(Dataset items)
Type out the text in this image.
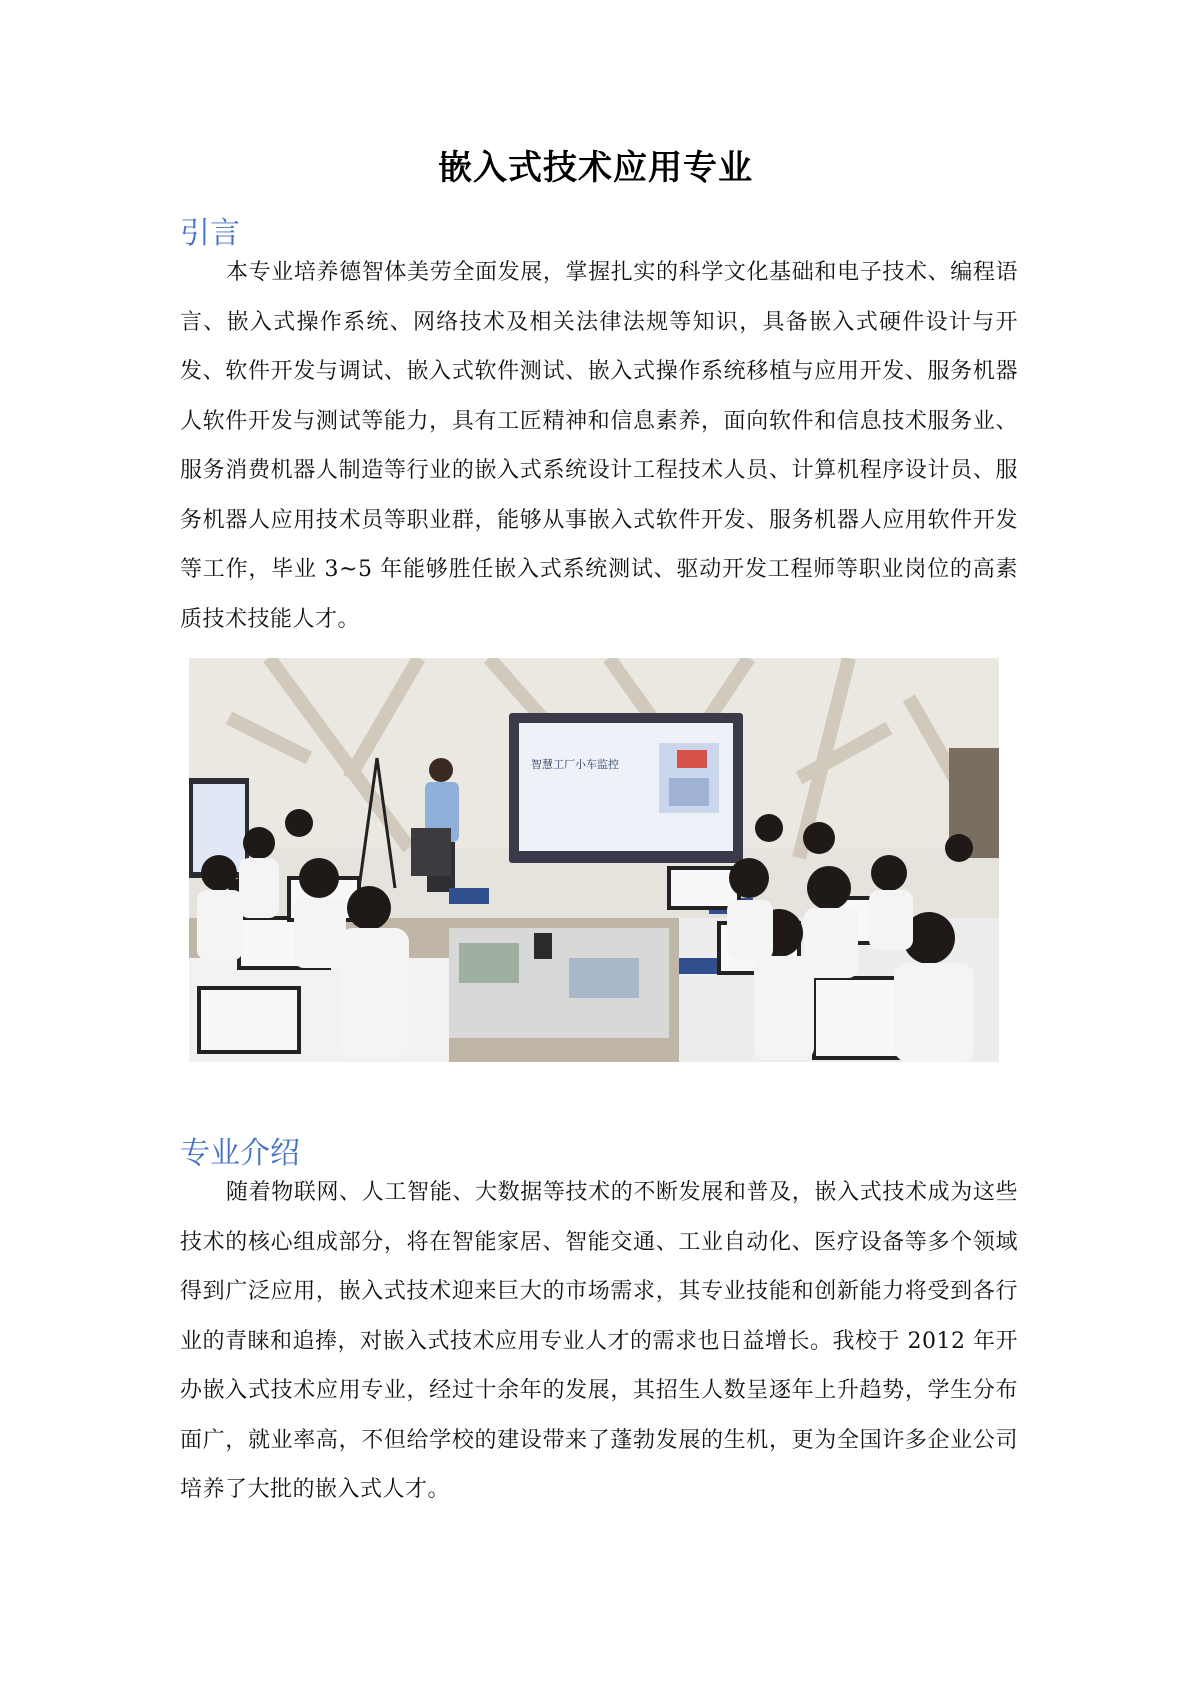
嵌入式技术应用专业
引言

本专业培养德智体美劳全面发展，掌握扎实的科学文化基础和电子技术、编程语言、嵌入式操作系统、网络技术及相关法律法规等知识，具备嵌入式硬件设计与开发、软件开发与调试、嵌入式软件测试、嵌入式操作系统移植与应用开发、服务机器人软件开发与测试等能力，具有工匠精神和信息素养，面向软件和信息技术服务业、服务消费机器人制造等行业的嵌入式系统设计工程技术人员、计算机程序设计员、服务机器人应用技术员等职业群，能够从事嵌入式软件开发、服务机器人应用软件开发等工作，毕业 3~5 年能够胜任嵌入式系统测试、驱动开发工程师等职业岗位的高素质技术技能人才。

智慧工厂小车监控
专业介绍

随着物联网、人工智能、大数据等技术的不断发展和普及，嵌入式技术成为这些技术的核心组成部分，将在智能家居、智能交通、工业自动化、医疗设备等多个领域得到广泛应用，嵌入式技术迎来巨大的市场需求，其专业技能和创新能力将受到各行业的青睐和追捧，对嵌入式技术应用专业人才的需求也日益增长。我校于 2012 年开办嵌入式技术应用专业，经过十余年的发展，其招生人数呈逐年上升趋势，学生分布面广，就业率高，不但给学校的建设带来了蓬勃发展的生机，更为全国许多企业公司培养了大批的嵌入式人才。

What the task requires:
Write the lines above out again exactly, without any of their pictures.

Exercise answer:
Type out the text in this image.
嵌入式技术应用专业
引言

本专业培养德智体美劳全面发展，掌握扎实的科学文化基础和电子技术、编程语言、嵌入式操作系统、网络技术及相关法律法规等知识，具备嵌入式硬件设计与开发、软件开发与调试、嵌入式软件测试、嵌入式操作系统移植与应用开发、服务机器人软件开发与测试等能力，具有工匠精神和信息素养，面向软件和信息技术服务业、服务消费机器人制造等行业的嵌入式系统设计工程技术人员、计算机程序设计员、服务机器人应用技术员等职业群，能够从事嵌入式软件开发、服务机器人应用软件开发等工作，毕业 3~5 年能够胜任嵌入式系统测试、驱动开发工程师等职业岗位的高素质技术技能人才。

智慧工厂小车监控
专业介绍

随着物联网、人工智能、大数据等技术的不断发展和普及，嵌入式技术成为这些技术的核心组成部分，将在智能家居、智能交通、工业自动化、医疗设备等多个领域得到广泛应用，嵌入式技术迎来巨大的市场需求，其专业技能和创新能力将受到各行业的青睐和追捧，对嵌入式技术应用专业人才的需求也日益增长。我校于 2012 年开办嵌入式技术应用专业，经过十余年的发展，其招生人数呈逐年上升趋势，学生分布面广，就业率高，不但给学校的建设带来了蓬勃发展的生机，更为全国许多企业公司培养了大批的嵌入式人才。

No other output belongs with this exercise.